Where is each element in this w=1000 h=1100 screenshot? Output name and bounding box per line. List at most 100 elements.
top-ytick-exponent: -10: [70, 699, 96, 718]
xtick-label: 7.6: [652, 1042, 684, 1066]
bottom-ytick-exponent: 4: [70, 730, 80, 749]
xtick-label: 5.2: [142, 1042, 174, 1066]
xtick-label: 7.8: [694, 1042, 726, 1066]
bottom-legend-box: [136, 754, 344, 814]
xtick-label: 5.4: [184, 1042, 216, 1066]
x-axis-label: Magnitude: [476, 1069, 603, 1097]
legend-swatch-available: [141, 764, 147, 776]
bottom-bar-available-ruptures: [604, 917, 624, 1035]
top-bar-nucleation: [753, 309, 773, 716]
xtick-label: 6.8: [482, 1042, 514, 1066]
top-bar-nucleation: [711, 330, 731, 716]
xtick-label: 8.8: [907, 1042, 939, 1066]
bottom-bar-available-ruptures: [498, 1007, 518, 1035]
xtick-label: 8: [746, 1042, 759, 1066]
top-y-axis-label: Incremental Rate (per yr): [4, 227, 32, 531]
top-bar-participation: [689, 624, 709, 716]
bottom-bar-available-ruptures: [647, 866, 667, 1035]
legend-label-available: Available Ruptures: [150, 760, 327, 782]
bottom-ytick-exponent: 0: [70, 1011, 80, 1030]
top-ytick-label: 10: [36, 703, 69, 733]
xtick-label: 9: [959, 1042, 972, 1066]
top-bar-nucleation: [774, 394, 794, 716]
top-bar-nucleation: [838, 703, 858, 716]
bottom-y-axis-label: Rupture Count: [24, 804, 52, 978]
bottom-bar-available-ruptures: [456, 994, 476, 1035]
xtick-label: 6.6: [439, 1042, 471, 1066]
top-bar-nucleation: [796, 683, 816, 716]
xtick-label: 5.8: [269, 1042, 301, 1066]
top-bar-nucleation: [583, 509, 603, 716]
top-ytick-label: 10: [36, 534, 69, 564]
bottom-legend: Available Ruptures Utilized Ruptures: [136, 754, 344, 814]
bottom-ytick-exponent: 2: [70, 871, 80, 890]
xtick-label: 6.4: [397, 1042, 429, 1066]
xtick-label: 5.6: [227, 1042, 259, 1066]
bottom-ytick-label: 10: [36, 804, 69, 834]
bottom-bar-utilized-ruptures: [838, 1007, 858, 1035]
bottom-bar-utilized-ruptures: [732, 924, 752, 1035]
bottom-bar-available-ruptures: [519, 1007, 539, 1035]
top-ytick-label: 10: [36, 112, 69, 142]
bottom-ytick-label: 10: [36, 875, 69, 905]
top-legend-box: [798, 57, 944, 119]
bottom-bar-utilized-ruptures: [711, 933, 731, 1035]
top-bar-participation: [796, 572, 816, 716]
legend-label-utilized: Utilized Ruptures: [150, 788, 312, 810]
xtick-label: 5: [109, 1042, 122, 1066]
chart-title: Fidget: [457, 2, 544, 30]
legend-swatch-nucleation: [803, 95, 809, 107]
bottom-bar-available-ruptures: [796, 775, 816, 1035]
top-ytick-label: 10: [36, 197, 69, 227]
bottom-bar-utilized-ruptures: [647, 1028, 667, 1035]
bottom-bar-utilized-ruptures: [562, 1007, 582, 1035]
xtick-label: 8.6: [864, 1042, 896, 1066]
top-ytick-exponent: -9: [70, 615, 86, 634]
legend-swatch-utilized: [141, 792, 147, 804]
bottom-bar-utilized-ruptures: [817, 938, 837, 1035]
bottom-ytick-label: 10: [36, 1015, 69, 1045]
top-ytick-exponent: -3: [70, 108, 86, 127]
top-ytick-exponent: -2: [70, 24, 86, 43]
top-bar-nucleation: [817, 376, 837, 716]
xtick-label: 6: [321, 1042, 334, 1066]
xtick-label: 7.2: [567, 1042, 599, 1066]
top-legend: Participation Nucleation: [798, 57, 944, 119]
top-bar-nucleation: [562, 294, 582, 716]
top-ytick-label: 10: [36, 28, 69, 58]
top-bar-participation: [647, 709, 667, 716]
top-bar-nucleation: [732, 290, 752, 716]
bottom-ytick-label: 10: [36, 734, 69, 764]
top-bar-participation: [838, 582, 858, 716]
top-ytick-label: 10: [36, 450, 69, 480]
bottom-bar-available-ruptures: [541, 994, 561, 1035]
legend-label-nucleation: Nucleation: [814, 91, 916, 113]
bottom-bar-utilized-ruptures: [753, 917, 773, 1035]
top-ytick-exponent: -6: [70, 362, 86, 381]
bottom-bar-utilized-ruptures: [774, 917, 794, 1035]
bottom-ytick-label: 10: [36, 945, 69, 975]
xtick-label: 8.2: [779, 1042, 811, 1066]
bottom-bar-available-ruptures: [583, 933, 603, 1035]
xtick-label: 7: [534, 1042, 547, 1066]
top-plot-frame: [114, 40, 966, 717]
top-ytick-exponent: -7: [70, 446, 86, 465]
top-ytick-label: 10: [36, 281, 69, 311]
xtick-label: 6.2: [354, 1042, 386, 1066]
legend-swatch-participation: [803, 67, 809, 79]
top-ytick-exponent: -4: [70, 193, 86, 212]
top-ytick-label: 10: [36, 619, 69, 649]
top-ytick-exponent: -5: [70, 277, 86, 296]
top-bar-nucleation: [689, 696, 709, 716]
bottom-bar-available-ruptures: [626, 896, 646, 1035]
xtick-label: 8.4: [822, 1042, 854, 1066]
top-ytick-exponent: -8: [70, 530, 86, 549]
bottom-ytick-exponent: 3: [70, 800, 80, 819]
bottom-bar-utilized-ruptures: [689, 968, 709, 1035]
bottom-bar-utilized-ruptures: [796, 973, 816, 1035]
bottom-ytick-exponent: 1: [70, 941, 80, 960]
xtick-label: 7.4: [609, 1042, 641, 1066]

........

» Exercise: Substitute "Moment Magnitude" for "Magnitude" throughout the rows and give the lines again, with everything else unchanged.

» The result:
Where is each element in this w=1000 h=1100 screenshot? Output name and bounding box per line. List at most 100 elements.
top-ytick-exponent: -10: [70, 699, 96, 718]
xtick-label: 7.6: [652, 1042, 684, 1066]
bottom-ytick-exponent: 4: [70, 730, 80, 749]
xtick-label: 5.2: [142, 1042, 174, 1066]
xtick-label: 7.8: [694, 1042, 726, 1066]
bottom-legend-box: [136, 754, 344, 814]
xtick-label: 5.4: [184, 1042, 216, 1066]
x-axis-label: Moment Magnitude: [476, 1069, 603, 1097]
legend-swatch-available: [141, 764, 147, 776]
bottom-bar-available-ruptures: [604, 917, 624, 1035]
top-bar-nucleation: [753, 309, 773, 716]
xtick-label: 6.8: [482, 1042, 514, 1066]
top-bar-nucleation: [711, 330, 731, 716]
xtick-label: 8.8: [907, 1042, 939, 1066]
bottom-bar-available-ruptures: [498, 1007, 518, 1035]
xtick-label: 8: [746, 1042, 759, 1066]
top-y-axis-label: Incremental Rate (per yr): [4, 227, 32, 531]
top-bar-participation: [689, 624, 709, 716]
bottom-bar-available-ruptures: [647, 866, 667, 1035]
legend-label-available: Available Ruptures: [150, 760, 327, 782]
bottom-ytick-exponent: 0: [70, 1011, 80, 1030]
top-ytick-label: 10: [36, 703, 69, 733]
xtick-label: 9: [959, 1042, 972, 1066]
top-bar-nucleation: [774, 394, 794, 716]
top-bar-nucleation: [838, 703, 858, 716]
bottom-y-axis-label: Rupture Count: [24, 804, 52, 978]
bottom-bar-available-ruptures: [456, 994, 476, 1035]
xtick-label: 6.6: [439, 1042, 471, 1066]
top-bar-nucleation: [796, 683, 816, 716]
xtick-label: 5.8: [269, 1042, 301, 1066]
top-bar-nucleation: [583, 509, 603, 716]
top-ytick-label: 10: [36, 534, 69, 564]
bottom-legend: Available Ruptures Utilized Ruptures: [136, 754, 344, 814]
bottom-ytick-exponent: 2: [70, 871, 80, 890]
xtick-label: 6.4: [397, 1042, 429, 1066]
xtick-label: 5.6: [227, 1042, 259, 1066]
bottom-ytick-label: 10: [36, 804, 69, 834]
bottom-bar-utilized-ruptures: [838, 1007, 858, 1035]
bottom-bar-utilized-ruptures: [732, 924, 752, 1035]
bottom-bar-available-ruptures: [519, 1007, 539, 1035]
top-ytick-label: 10: [36, 112, 69, 142]
bottom-ytick-label: 10: [36, 875, 69, 905]
top-legend-box: [798, 57, 944, 119]
bottom-bar-utilized-ruptures: [711, 933, 731, 1035]
top-bar-participation: [796, 572, 816, 716]
legend-label-utilized: Utilized Ruptures: [150, 788, 312, 810]
xtick-label: 5: [109, 1042, 122, 1066]
chart-title: Fidget: [457, 2, 544, 30]
legend-swatch-nucleation: [803, 95, 809, 107]
bottom-bar-available-ruptures: [796, 775, 816, 1035]
top-ytick-label: 10: [36, 197, 69, 227]
bottom-bar-utilized-ruptures: [647, 1028, 667, 1035]
bottom-bar-utilized-ruptures: [562, 1007, 582, 1035]
xtick-label: 8.6: [864, 1042, 896, 1066]
top-ytick-exponent: -9: [70, 615, 86, 634]
legend-swatch-utilized: [141, 792, 147, 804]
bottom-bar-utilized-ruptures: [817, 938, 837, 1035]
bottom-ytick-label: 10: [36, 1015, 69, 1045]
top-ytick-exponent: -3: [70, 108, 86, 127]
top-ytick-exponent: -2: [70, 24, 86, 43]
top-bar-nucleation: [817, 376, 837, 716]
xtick-label: 6: [321, 1042, 334, 1066]
xtick-label: 7.2: [567, 1042, 599, 1066]
top-legend: Participation Nucleation: [798, 57, 944, 119]
top-bar-nucleation: [562, 294, 582, 716]
top-ytick-label: 10: [36, 28, 69, 58]
top-bar-participation: [647, 709, 667, 716]
top-bar-nucleation: [732, 290, 752, 716]
bottom-ytick-label: 10: [36, 734, 69, 764]
top-bar-participation: [838, 582, 858, 716]
top-ytick-label: 10: [36, 450, 69, 480]
bottom-bar-available-ruptures: [541, 994, 561, 1035]
legend-label-nucleation: Nucleation: [814, 91, 916, 113]
bottom-bar-utilized-ruptures: [753, 917, 773, 1035]
top-ytick-exponent: -6: [70, 362, 86, 381]
bottom-bar-utilized-ruptures: [774, 917, 794, 1035]
bottom-ytick-label: 10: [36, 945, 69, 975]
xtick-label: 8.2: [779, 1042, 811, 1066]
bottom-bar-available-ruptures: [583, 933, 603, 1035]
xtick-label: 7: [534, 1042, 547, 1066]
top-plot-frame: [114, 40, 966, 717]
top-ytick-exponent: -7: [70, 446, 86, 465]
top-ytick-label: 10: [36, 281, 69, 311]
xtick-label: 6.2: [354, 1042, 386, 1066]
legend-swatch-participation: [803, 67, 809, 79]
top-ytick-exponent: -4: [70, 193, 86, 212]
top-ytick-label: 10: [36, 619, 69, 649]
top-ytick-exponent: -5: [70, 277, 86, 296]
top-bar-nucleation: [689, 696, 709, 716]
bottom-bar-available-ruptures: [626, 896, 646, 1035]
xtick-label: 8.4: [822, 1042, 854, 1066]
top-ytick-exponent: -8: [70, 530, 86, 549]
bottom-ytick-exponent: 3: [70, 800, 80, 819]
bottom-bar-utilized-ruptures: [689, 968, 709, 1035]
bottom-bar-utilized-ruptures: [796, 973, 816, 1035]
bottom-ytick-exponent: 1: [70, 941, 80, 960]
xtick-label: 7.4: [609, 1042, 641, 1066]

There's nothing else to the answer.